- [Short exercise]: Every line below must be reproduced exactly. Copy them all.
-------- Supplied data --------
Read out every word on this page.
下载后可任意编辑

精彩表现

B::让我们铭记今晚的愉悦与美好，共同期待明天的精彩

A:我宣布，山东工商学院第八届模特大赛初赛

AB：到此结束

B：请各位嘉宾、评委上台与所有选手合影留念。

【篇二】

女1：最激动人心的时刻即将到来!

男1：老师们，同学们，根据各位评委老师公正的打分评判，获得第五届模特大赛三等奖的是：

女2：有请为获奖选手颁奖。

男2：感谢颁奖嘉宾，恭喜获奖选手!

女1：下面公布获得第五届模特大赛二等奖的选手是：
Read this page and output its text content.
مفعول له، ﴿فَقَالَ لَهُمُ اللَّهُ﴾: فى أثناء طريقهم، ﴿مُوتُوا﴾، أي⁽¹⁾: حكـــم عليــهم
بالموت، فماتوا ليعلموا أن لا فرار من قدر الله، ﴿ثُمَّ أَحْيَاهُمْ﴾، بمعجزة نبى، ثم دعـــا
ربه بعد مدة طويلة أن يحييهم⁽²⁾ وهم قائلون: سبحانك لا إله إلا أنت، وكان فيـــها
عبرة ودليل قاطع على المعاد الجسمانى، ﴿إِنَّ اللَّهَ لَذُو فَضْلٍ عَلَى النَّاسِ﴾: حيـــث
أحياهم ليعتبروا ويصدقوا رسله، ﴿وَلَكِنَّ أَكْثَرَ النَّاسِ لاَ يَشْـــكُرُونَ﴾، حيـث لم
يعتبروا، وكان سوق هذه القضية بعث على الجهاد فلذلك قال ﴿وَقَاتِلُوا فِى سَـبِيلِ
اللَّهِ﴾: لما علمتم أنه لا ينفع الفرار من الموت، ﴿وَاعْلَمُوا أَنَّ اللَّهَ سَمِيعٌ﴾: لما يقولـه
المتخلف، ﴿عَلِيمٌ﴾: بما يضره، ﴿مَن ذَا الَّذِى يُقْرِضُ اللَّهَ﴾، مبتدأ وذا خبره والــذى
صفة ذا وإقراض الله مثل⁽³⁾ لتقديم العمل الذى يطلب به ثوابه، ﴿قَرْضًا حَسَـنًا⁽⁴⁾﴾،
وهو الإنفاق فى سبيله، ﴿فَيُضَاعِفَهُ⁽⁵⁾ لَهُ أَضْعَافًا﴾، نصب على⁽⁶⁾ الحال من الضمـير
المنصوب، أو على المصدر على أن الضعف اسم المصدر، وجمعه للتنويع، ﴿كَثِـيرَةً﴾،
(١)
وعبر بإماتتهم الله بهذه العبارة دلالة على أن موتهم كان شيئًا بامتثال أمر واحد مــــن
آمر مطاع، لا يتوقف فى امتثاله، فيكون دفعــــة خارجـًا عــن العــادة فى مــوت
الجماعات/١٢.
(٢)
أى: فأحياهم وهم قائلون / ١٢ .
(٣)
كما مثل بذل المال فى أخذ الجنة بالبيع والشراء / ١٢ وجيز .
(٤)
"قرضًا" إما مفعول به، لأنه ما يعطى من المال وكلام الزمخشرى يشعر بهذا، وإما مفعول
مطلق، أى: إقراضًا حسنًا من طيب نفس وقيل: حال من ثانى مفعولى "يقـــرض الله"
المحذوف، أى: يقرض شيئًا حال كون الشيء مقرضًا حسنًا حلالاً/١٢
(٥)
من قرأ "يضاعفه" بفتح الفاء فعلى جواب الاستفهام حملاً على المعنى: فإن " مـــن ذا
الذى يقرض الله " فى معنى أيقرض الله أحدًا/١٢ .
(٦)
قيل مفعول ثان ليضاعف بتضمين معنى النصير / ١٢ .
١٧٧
--------
- [Correct result]:
Read out every word on this page.
下载后可任意编辑

精彩表现

B::让我们铭记今晚的愉悦与美好，共同期待明天的精彩

A:我宣布，山东工商学院第八届模特大赛初赛

AB：到此结束

B：请各位嘉宾、评委上台与所有选手合影留念。

【篇二】

女1：最激动人心的时刻即将到来!

男1：老师们，同学们，根据各位评委老师公正的打分评判，获得第五届模特大赛三等奖的是：

女2：有请为获奖选手颁奖。

男2：感谢颁奖嘉宾，恭喜获奖选手!

女1：下面公布获得第五届模特大赛二等奖的选手是：
Read this page and output its text content.
مفعول له، ﴿فَقَالَ لَهُمُ اللَّهُ﴾: فى أثناء طريقهم، ﴿مُوتُوا﴾، أي⁽¹⁾: حكـــم عليــهم
بالموت، فماتوا ليعلموا أن لا فرار من قدر الله، ﴿ثُمَّ أَحْيَاهُمْ﴾، بمعجزة نبى، ثم دعـــا
ربه بعد مدة طويلة أن يحييهم⁽²⁾ وهم قائلون: سبحانك لا إله إلا أنت، وكان فيـــها
عبرة ودليل قاطع على المعاد الجسمانى، ﴿إِنَّ اللَّهَ لَذُو فَضْلٍ عَلَى النَّاسِ﴾: حيـــث
أحياهم ليعتبروا ويصدقوا رسله، ﴿وَلَكِنَّ أَكْثَرَ النَّاسِ لاَ يَشْـــكُرُونَ﴾، حيـث لم
يعتبروا، وكان سوق هذه القضية بعث على الجهاد فلذلك قال ﴿وَقَاتِلُوا فِى سَـبِيلِ
اللَّهِ﴾: لما علمتم أنه لا ينفع الفرار من الموت، ﴿وَاعْلَمُوا أَنَّ اللَّهَ سَمِيعٌ﴾: لما يقولـه
المتخلف، ﴿عَلِيمٌ﴾: بما يضره، ﴿مَن ذَا الَّذِى يُقْرِضُ اللَّهَ﴾، مبتدأ وذا خبره والــذى
صفة ذا وإقراض الله مثل⁽³⁾ لتقديم العمل الذى يطلب به ثوابه، ﴿قَرْضًا حَسَـنًا⁽⁴⁾﴾،
وهو الإنفاق فى سبيله، ﴿فَيُضَاعِفَهُ⁽⁵⁾ لَهُ أَضْعَافًا﴾، نصب على⁽⁶⁾ الحال من الضمـير
المنصوب، أو على المصدر على أن الضعف اسم المصدر، وجمعه للتنويع، ﴿كَثِـيرَةً﴾،
(١)
وعبر بإماتتهم الله بهذه العبارة دلالة على أن موتهم كان شيئًا بامتثال أمر واحد مــــن
آمر مطاع، لا يتوقف فى امتثاله، فيكون دفعــــة خارجـًا عــن العــادة فى مــوت
الجماعات/١٢.
(٢)
أى: فأحياهم وهم قائلون / ١٢ .
(٣)
كما مثل بذل المال فى أخذ الجنة بالبيع والشراء / ١٢ وجيز .
(٤)
"قرضًا" إما مفعول به، لأنه ما يعطى من المال وكلام الزمخشرى يشعر بهذا، وإما مفعول
مطلق، أى: إقراضًا حسنًا من طيب نفس وقيل: حال من ثانى مفعولى "يقـــرض الله"
المحذوف، أى: يقرض شيئًا حال كون الشيء مقرضًا حسنًا حلالاً/١٢
(٥)
من قرأ "يضاعفه" بفتح الفاء فعلى جواب الاستفهام حملاً على المعنى: فإن " مـــن ذا
الذى يقرض الله " فى معنى أيقرض الله أحدًا/١٢ .
(٦)
قيل مفعول ثان ليضاعف بتضمين معنى النصير / ١٢ .
١٧٧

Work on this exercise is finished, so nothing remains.